>> BEGIN Entries supplied

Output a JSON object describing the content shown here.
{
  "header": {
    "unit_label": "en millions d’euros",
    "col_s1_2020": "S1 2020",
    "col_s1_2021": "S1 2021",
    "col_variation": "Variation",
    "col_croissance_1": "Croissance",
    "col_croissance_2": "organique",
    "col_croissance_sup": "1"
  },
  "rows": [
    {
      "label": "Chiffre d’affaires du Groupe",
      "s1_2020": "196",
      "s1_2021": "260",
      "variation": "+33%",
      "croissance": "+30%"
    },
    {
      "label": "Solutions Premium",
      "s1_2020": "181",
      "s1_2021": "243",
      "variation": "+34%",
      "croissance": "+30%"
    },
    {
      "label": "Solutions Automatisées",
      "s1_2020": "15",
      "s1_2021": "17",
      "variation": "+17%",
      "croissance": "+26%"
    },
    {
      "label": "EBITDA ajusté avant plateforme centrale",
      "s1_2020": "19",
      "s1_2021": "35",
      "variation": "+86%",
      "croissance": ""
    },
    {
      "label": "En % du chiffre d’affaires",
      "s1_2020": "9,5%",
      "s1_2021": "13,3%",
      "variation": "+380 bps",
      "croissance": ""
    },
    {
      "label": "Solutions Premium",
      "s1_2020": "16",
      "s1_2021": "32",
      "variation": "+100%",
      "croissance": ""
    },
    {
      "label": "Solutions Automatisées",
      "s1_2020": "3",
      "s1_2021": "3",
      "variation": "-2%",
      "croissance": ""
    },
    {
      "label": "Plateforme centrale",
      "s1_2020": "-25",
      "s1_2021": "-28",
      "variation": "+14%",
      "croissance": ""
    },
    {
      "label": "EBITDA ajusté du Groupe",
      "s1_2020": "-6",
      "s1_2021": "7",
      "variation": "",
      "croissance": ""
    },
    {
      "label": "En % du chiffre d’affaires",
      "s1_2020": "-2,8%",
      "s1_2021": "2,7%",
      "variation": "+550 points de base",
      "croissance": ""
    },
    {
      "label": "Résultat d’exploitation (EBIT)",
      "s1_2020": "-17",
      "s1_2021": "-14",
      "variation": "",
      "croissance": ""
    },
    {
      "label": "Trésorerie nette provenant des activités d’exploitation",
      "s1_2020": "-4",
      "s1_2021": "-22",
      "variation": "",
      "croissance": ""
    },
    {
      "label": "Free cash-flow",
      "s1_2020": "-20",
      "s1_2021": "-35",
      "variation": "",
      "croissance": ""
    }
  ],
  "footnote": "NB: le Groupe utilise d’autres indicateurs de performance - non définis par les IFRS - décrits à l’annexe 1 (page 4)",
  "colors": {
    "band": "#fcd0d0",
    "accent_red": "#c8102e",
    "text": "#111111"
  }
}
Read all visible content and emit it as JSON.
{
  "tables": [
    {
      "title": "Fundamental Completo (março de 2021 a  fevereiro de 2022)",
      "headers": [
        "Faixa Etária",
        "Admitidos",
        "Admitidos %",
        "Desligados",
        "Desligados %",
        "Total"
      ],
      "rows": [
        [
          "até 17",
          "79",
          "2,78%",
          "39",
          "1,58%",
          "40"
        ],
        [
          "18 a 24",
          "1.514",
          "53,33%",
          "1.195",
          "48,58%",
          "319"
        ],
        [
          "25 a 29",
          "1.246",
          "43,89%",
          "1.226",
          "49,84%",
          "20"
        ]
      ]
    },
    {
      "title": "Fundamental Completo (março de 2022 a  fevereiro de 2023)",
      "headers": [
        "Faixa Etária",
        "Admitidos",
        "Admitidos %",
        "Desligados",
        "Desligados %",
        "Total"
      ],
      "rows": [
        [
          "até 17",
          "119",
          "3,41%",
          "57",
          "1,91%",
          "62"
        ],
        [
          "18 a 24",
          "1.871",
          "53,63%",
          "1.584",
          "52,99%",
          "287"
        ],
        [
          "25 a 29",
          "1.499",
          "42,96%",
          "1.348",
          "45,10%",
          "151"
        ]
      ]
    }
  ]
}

>> END Entries supplied

Work instructions: Would you give again, word for word, every line from the one with "Read all visible content and emit it as JSON." through the final line of the listing above?

Full response:
Read all visible content and emit it as JSON.
{
  "tables": [
    {
      "title": "Fundamental Completo (março de 2021 a  fevereiro de 2022)",
      "headers": [
        "Faixa Etária",
        "Admitidos",
        "Admitidos %",
        "Desligados",
        "Desligados %",
        "Total"
      ],
      "rows": [
        [
          "até 17",
          "79",
          "2,78%",
          "39",
          "1,58%",
          "40"
        ],
        [
          "18 a 24",
          "1.514",
          "53,33%",
          "1.195",
          "48,58%",
          "319"
        ],
        [
          "25 a 29",
          "1.246",
          "43,89%",
          "1.226",
          "49,84%",
          "20"
        ]
      ]
    },
    {
      "title": "Fundamental Completo (março de 2022 a  fevereiro de 2023)",
      "headers": [
        "Faixa Etária",
        "Admitidos",
        "Admitidos %",
        "Desligados",
        "Desligados %",
        "Total"
      ],
      "rows": [
        [
          "até 17",
          "119",
          "3,41%",
          "57",
          "1,91%",
          "62"
        ],
        [
          "18 a 24",
          "1.871",
          "53,63%",
          "1.584",
          "52,99%",
          "287"
        ],
        [
          "25 a 29",
          "1.499",
          "42,96%",
          "1.348",
          "45,10%",
          "151"
        ]
      ]
    }
  ]
}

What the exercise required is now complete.